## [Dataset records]
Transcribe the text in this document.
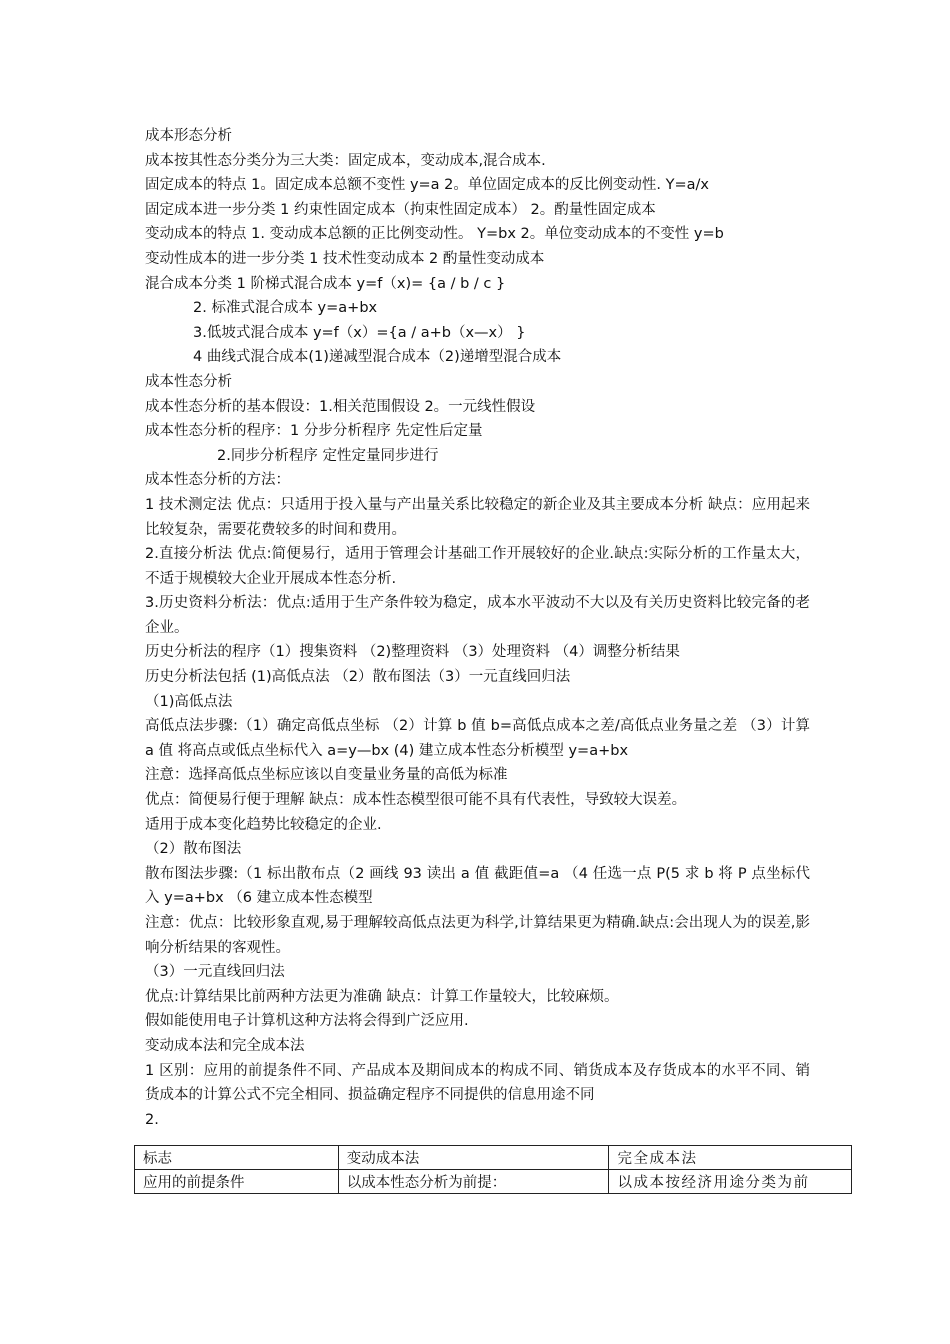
成本形态分析
成本按其性态分类分为三大类：固定成本，变动成本,混合成本.
固定成本的特点 1。固定成本总额不变性 y=a 2。单位固定成本的反比例变动性. Y=a/x
固定成本进一步分类 1 约束性固定成本（拘束性固定成本） 2。酌量性固定成本
变动成本的特点 1. 变动成本总额的正比例变动性。 Y=bx 2。单位变动成本的不变性 y=b
变动性成本的进一步分类 1 技术性变动成本 2 酌量性变动成本
混合成本分类 1 阶梯式混合成本 y=f（x)= {a / b / c }
2. 标准式混合成本 y=a+bx
3.低坡式混合成本 y=f（x）={a / a+b（x—x） }
4 曲线式混合成本(1)递减型混合成本（2)递增型混合成本
成本性态分析
成本性态分析的基本假设：1.相关范围假设 2。一元线性假设
成本性态分析的程序：1 分步分析程序 先定性后定量
2.同步分析程序 定性定量同步进行
成本性态分析的方法：
1 技术测定法 优点：只适用于投入量与产出量关系比较稳定的新企业及其主要成本分析 缺点：应用起来比较复杂，需要花费较多的时间和费用。
2.直接分析法 优点:简便易行，适用于管理会计基础工作开展较好的企业.缺点:实际分析的工作量太大，不适于规模较大企业开展成本性态分析.
3.历史资料分析法：优点:适用于生产条件较为稳定，成本水平波动不大以及有关历史资料比较完备的老企业。
历史分析法的程序（1）搜集资料 （2)整理资料 （3）处理资料 （4）调整分析结果
历史分析法包括 (1)高低点法 （2）散布图法（3）一元直线回归法
（1)高低点法
高低点法步骤:（1）确定高低点坐标 （2）计算 b 值 b=高低点成本之差/高低点业务量之差 （3）计算 a 值 将高点或低点坐标代入 a=y—bx (4) 建立成本性态分析模型 y=a+bx
注意：选择高低点坐标应该以自变量业务量的高低为标准
优点：简便易行便于理解 缺点：成本性态模型很可能不具有代表性，导致较大误差。
适用于成本变化趋势比较稳定的企业.
（2）散布图法
散布图法步骤:（1 标出散布点（2 画线 93 读出 a 值 截距值=a （4 任选一点 P(5 求 b 将 P 点坐标代入 y=a+bx （6 建立成本性态模型
注意：优点：比较形象直观,易于理解较高低点法更为科学,计算结果更为精确.缺点:会出现人为的误差,影响分析结果的客观性。
（3）一元直线回归法
优点:计算结果比前两种方法更为准确 缺点：计算工作量较大，比较麻烦。
假如能使用电子计算机这种方法将会得到广泛应用.
变动成本法和完全成本法
1 区别：应用的前提条件不同、产品成本及期间成本的构成不同、销货成本及存货成本的水平不同、销货成本的计算公式不完全相同、损益确定程序不同提供的信息用途不同
2.
标志	变动成本法	完全成本法
应用的前提条件	以成本性态分析为前提：	以成本按经济用途分类为前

## [TASK BRIEF]
Check each line above for the word "一元直线回归法", and copy the lines where it appears.

## [COMPLETE RESPONSE]
历史分析法包括 (1)高低点法 （2）散布图法（3）一元直线回归法
（3）一元直线回归法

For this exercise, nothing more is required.